- **GIVEN REQUEST**
Write the material out again exactly as it stands.

***** AVAILABLE RECORDS

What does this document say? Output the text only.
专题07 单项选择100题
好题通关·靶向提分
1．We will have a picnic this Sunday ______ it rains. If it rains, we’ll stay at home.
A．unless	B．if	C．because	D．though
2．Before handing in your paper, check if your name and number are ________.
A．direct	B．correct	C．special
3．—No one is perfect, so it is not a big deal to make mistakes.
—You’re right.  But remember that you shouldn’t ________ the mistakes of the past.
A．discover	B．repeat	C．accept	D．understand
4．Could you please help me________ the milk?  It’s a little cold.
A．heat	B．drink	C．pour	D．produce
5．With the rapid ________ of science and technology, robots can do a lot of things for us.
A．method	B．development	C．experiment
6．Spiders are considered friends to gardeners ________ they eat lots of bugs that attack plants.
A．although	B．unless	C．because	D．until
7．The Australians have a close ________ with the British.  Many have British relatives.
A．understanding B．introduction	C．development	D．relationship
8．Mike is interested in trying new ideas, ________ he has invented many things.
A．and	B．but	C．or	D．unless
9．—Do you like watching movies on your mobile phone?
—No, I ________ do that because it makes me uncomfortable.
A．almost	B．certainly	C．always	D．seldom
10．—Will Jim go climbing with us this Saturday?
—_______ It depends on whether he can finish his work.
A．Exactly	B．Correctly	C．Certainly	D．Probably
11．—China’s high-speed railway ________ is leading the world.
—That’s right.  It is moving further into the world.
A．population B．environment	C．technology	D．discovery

**********

- **RESULT**
What does this document say? Output the text only.
专题07 单项选择100题
好题通关·靶向提分
1．We will have a picnic this Sunday ______ it rains. If it rains, we’ll stay at home.
A．unless	B．if	C．because	D．though
2．Before handing in your paper, check if your name and number are ________.
A．direct	B．correct	C．special
3．—No one is perfect, so it is not a big deal to make mistakes.
—You’re right.  But remember that you shouldn’t ________ the mistakes of the past.
A．discover	B．repeat	C．accept	D．understand
4．Could you please help me________ the milk?  It’s a little cold.
A．heat	B．drink	C．pour	D．produce
5．With the rapid ________ of science and technology, robots can do a lot of things for us.
A．method	B．development	C．experiment
6．Spiders are considered friends to gardeners ________ they eat lots of bugs that attack plants.
A．although	B．unless	C．because	D．until
7．The Australians have a close ________ with the British.  Many have British relatives.
A．understanding B．introduction	C．development	D．relationship
8．Mike is interested in trying new ideas, ________ he has invented many things.
A．and	B．but	C．or	D．unless
9．—Do you like watching movies on your mobile phone?
—No, I ________ do that because it makes me uncomfortable.
A．almost	B．certainly	C．always	D．seldom
10．—Will Jim go climbing with us this Saturday?
—_______ It depends on whether he can finish his work.
A．Exactly	B．Correctly	C．Certainly	D．Probably
11．—China’s high-speed railway ________ is leading the world.
—That’s right.  It is moving further into the world.
A．population B．environment	C．technology	D．discovery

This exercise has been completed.